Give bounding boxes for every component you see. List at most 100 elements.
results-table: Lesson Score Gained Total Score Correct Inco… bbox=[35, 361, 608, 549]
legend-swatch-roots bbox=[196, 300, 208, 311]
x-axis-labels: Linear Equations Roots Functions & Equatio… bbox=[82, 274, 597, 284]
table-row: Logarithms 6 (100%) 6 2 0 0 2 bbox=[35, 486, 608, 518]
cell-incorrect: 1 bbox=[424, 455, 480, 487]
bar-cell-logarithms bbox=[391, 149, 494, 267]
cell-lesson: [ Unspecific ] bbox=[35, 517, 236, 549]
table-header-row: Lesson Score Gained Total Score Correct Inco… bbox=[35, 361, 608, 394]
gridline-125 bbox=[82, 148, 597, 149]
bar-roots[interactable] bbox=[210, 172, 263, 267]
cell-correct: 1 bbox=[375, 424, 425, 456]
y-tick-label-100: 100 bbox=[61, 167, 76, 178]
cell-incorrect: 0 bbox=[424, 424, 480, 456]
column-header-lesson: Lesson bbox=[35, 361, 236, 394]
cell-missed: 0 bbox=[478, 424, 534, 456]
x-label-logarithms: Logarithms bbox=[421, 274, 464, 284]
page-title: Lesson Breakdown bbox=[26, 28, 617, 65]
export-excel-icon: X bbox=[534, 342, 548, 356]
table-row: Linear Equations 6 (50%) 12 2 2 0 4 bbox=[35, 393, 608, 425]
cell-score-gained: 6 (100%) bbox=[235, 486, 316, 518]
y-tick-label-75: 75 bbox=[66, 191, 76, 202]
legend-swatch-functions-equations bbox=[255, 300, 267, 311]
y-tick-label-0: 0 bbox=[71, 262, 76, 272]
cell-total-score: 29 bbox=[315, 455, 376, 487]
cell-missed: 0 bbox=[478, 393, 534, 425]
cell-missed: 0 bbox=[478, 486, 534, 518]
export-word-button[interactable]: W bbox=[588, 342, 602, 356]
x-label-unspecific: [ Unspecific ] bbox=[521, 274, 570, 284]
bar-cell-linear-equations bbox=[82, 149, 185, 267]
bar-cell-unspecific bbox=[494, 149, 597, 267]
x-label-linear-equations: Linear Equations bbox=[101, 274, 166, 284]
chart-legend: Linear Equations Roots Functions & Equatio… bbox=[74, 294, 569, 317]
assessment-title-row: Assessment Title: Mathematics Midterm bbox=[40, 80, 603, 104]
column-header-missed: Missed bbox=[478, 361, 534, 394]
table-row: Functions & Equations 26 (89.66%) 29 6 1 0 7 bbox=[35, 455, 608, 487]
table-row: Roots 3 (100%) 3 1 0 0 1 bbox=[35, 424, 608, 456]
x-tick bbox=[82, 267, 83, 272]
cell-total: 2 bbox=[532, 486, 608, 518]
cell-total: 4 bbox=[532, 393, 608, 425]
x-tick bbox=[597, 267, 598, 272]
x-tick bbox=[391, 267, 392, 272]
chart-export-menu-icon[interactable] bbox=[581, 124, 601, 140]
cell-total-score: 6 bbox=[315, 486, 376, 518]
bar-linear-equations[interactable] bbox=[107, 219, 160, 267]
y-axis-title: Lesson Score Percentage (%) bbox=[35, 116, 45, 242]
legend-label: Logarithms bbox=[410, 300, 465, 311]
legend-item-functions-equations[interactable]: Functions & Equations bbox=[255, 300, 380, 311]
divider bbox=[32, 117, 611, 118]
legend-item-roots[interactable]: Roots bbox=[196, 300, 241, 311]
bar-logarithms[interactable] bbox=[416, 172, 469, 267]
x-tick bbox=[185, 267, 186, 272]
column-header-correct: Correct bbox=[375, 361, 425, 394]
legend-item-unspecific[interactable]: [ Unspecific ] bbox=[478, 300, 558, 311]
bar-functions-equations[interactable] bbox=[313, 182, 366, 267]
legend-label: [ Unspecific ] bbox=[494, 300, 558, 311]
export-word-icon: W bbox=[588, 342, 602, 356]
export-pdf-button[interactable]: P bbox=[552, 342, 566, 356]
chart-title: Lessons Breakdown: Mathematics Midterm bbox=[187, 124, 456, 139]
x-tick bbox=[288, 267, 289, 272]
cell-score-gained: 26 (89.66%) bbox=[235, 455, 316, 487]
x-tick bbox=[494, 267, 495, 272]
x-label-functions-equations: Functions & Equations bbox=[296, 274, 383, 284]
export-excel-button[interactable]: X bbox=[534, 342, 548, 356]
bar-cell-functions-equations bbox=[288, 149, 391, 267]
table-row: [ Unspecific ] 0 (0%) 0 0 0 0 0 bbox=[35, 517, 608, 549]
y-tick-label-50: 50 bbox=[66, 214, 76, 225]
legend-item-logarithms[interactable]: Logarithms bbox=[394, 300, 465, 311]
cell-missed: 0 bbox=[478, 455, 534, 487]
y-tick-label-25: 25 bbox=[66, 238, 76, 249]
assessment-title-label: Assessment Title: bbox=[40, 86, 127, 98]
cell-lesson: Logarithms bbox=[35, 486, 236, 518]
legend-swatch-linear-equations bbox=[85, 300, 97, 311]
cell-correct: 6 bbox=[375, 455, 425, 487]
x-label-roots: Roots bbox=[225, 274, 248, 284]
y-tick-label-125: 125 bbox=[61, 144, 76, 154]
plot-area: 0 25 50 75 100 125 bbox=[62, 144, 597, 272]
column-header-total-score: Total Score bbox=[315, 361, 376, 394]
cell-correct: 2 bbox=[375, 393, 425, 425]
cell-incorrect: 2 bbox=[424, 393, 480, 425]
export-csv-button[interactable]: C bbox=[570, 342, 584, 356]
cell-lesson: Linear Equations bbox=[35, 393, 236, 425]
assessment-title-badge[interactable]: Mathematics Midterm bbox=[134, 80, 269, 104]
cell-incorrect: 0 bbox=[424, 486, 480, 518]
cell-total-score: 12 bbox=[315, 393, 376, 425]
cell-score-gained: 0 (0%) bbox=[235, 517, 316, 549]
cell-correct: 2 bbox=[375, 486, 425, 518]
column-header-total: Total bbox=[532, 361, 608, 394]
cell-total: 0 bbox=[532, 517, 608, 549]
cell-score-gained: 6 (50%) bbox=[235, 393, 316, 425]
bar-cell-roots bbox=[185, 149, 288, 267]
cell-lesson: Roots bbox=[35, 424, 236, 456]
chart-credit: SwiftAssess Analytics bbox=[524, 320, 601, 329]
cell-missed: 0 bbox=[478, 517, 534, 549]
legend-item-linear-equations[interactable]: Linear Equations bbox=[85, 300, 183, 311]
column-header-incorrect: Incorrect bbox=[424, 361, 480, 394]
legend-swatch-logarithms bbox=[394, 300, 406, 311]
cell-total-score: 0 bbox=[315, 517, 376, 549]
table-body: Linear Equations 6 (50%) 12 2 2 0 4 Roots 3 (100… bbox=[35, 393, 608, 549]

_ _ _

Short task: Rewrite the records from the first line through the line containing "table-row: Functions &", including both, with "Midterm" replaced by "Final Exam" and everything else left as it is.

The solution:
Give bounding boxes for every component you see. List at most 100 elements.
results-table: Lesson Score Gained Total Score Correct Inco… bbox=[35, 361, 608, 549]
legend-swatch-roots bbox=[196, 300, 208, 311]
x-axis-labels: Linear Equations Roots Functions & Equatio… bbox=[82, 274, 597, 284]
table-row: Logarithms 6 (100%) 6 2 0 0 2 bbox=[35, 486, 608, 518]
cell-incorrect: 1 bbox=[424, 455, 480, 487]
bar-cell-logarithms bbox=[391, 149, 494, 267]
cell-lesson: [ Unspecific ] bbox=[35, 517, 236, 549]
table-header-row: Lesson Score Gained Total Score Correct Inco… bbox=[35, 361, 608, 394]
gridline-125 bbox=[82, 148, 597, 149]
bar-roots[interactable] bbox=[210, 172, 263, 267]
cell-correct: 1 bbox=[375, 424, 425, 456]
y-tick-label-100: 100 bbox=[61, 167, 76, 178]
cell-incorrect: 0 bbox=[424, 424, 480, 456]
column-header-lesson: Lesson bbox=[35, 361, 236, 394]
cell-missed: 0 bbox=[478, 424, 534, 456]
x-label-logarithms: Logarithms bbox=[421, 274, 464, 284]
page-title: Lesson Breakdown bbox=[26, 28, 617, 65]
export-excel-icon: X bbox=[534, 342, 548, 356]
table-row: Linear Equations 6 (50%) 12 2 2 0 4 bbox=[35, 393, 608, 425]
cell-score-gained: 6 (100%) bbox=[235, 486, 316, 518]
y-tick-label-75: 75 bbox=[66, 191, 76, 202]
legend-swatch-functions-equations bbox=[255, 300, 267, 311]
y-tick-label-0: 0 bbox=[71, 262, 76, 272]
cell-total-score: 29 bbox=[315, 455, 376, 487]
cell-missed: 0 bbox=[478, 393, 534, 425]
cell-missed: 0 bbox=[478, 486, 534, 518]
export-word-button[interactable]: W bbox=[588, 342, 602, 356]
x-label-unspecific: [ Unspecific ] bbox=[521, 274, 570, 284]
bar-cell-linear-equations bbox=[82, 149, 185, 267]
bar-cell-unspecific bbox=[494, 149, 597, 267]
x-label-linear-equations: Linear Equations bbox=[101, 274, 166, 284]
chart-legend: Linear Equations Roots Functions & Equatio… bbox=[74, 294, 569, 317]
assessment-title-row: Assessment Title: Mathematics Final Exam bbox=[40, 80, 603, 104]
column-header-missed: Missed bbox=[478, 361, 534, 394]
table-row: Functions & Equations 26 (89.66%) 29 6 1 0 7 bbox=[35, 455, 608, 487]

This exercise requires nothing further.